__Aim of the task__: Find each line containing the string "name". Copy it.

__Material for this task__:
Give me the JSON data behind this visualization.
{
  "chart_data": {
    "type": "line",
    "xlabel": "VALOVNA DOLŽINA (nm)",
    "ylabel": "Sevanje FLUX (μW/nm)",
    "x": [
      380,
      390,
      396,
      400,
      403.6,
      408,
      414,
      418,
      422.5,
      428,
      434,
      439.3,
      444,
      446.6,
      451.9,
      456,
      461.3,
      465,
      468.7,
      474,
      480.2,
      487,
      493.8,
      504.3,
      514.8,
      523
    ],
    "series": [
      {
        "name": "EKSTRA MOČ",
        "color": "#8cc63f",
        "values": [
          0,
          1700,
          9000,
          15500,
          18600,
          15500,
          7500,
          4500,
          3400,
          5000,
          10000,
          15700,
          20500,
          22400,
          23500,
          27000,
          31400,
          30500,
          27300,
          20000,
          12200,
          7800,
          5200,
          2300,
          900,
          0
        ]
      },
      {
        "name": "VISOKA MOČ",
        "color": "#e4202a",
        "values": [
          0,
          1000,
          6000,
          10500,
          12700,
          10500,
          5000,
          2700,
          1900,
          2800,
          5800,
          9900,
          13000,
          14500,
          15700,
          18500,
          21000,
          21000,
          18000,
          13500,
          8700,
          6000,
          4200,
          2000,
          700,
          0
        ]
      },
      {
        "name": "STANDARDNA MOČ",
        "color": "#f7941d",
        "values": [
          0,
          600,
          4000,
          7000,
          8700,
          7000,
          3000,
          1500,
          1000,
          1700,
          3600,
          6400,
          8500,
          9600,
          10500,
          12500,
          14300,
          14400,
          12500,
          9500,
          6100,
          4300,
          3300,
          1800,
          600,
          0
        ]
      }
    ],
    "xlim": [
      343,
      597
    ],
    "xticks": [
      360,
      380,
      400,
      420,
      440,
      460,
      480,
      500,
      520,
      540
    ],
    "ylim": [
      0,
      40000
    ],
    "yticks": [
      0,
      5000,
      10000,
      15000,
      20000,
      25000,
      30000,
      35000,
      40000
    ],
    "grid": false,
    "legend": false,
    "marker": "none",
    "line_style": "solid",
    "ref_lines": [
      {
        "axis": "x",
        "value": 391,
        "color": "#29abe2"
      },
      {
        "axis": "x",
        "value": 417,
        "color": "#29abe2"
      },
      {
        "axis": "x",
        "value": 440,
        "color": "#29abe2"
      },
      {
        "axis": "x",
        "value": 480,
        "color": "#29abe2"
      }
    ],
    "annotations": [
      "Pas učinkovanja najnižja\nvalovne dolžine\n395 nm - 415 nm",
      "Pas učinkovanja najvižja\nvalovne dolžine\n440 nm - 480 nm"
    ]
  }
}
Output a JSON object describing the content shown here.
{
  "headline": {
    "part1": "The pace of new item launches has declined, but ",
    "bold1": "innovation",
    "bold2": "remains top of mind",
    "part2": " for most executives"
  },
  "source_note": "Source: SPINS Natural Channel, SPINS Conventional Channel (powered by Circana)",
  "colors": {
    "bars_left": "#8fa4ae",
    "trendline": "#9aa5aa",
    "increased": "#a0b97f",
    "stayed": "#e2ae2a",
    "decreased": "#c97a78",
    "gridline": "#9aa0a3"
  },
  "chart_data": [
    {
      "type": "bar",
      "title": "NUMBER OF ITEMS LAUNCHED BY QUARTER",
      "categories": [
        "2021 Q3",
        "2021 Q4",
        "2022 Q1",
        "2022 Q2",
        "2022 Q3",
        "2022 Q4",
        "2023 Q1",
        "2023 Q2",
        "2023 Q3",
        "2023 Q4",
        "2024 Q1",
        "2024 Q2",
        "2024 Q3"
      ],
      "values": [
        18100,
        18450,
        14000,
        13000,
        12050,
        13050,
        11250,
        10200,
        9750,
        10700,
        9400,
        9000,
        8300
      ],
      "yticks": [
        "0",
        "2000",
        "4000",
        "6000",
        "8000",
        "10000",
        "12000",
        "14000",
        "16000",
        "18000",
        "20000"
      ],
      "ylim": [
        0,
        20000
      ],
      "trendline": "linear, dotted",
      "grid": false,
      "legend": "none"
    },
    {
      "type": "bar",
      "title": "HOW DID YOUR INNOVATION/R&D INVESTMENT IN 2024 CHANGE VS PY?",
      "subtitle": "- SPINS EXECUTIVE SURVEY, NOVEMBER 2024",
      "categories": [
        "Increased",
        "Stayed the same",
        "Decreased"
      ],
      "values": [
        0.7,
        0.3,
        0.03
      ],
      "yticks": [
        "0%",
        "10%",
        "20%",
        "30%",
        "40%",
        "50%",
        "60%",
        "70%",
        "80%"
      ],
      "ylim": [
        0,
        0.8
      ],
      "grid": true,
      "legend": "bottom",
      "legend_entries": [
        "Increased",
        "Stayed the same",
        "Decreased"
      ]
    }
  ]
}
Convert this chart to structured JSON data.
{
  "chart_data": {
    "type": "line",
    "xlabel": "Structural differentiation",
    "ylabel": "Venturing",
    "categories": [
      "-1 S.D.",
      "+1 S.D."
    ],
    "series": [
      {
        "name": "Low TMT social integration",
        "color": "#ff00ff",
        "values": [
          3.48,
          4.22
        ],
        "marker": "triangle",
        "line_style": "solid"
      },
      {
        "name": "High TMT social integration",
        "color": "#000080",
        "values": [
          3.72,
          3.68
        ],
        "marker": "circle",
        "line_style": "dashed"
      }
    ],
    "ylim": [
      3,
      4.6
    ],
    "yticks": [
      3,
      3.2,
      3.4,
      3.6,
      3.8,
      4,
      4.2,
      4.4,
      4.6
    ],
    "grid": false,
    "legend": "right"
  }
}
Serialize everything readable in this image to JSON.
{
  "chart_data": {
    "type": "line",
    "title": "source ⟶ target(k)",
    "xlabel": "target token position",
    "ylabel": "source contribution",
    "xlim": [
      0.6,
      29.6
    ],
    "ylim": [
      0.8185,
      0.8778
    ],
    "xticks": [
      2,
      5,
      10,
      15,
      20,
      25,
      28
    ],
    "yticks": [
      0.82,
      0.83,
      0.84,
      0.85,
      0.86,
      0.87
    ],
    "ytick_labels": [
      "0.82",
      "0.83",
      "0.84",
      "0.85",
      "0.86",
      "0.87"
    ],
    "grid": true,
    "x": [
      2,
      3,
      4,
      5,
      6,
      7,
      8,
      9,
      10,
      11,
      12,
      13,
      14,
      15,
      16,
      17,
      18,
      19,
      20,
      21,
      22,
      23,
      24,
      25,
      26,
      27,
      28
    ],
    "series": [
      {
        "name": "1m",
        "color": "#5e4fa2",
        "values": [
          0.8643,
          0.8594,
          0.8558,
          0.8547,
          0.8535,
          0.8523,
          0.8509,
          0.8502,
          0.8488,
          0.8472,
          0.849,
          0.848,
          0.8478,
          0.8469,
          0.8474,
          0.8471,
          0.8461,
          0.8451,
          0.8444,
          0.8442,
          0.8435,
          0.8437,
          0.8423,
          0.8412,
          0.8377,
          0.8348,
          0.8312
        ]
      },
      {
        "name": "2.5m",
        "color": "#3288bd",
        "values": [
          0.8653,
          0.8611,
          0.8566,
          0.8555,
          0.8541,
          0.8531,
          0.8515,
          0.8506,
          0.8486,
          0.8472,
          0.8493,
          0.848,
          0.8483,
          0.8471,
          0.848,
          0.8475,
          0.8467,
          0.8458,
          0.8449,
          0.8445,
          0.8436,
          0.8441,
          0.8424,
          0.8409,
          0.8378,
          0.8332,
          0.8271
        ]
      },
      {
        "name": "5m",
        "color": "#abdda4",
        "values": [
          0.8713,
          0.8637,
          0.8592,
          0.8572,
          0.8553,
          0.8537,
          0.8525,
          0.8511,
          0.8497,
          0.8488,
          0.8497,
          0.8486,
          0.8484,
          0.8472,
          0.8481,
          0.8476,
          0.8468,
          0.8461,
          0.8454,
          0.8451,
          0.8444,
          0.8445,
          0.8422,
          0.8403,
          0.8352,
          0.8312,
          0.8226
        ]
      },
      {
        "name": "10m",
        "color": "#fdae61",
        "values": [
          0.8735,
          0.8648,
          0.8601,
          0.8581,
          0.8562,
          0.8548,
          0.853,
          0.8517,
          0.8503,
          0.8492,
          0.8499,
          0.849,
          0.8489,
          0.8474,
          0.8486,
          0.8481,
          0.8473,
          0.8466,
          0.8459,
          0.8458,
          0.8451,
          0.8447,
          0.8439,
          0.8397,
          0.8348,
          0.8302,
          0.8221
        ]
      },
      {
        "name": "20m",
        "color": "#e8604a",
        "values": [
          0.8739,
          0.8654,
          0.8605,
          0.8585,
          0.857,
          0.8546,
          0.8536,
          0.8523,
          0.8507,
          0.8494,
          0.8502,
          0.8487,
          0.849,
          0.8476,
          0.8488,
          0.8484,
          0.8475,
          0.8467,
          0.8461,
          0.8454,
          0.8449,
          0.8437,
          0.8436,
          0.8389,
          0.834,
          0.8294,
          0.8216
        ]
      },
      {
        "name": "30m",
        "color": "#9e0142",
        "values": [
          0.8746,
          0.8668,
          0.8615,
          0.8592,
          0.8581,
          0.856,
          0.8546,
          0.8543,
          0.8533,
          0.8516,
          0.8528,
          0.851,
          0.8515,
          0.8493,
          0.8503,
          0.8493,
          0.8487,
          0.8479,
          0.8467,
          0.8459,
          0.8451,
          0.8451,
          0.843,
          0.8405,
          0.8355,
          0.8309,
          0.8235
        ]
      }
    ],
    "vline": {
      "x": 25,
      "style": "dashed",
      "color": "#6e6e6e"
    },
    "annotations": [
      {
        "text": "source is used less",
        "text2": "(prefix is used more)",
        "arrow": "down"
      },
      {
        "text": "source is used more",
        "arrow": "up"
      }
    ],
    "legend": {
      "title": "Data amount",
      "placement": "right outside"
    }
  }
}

__Reply to the task__:
        "name": "EKSTRA MOČ",
        "name": "VISOKA MOČ",
        "name": "STANDARDNA MOČ",
        "name": "Low TMT social integration",
        "name": "High TMT social integration",
        "name": "1m",
        "name": "2.5m",
        "name": "5m",
        "name": "10m",
        "name": "20m",
        "name": "30m",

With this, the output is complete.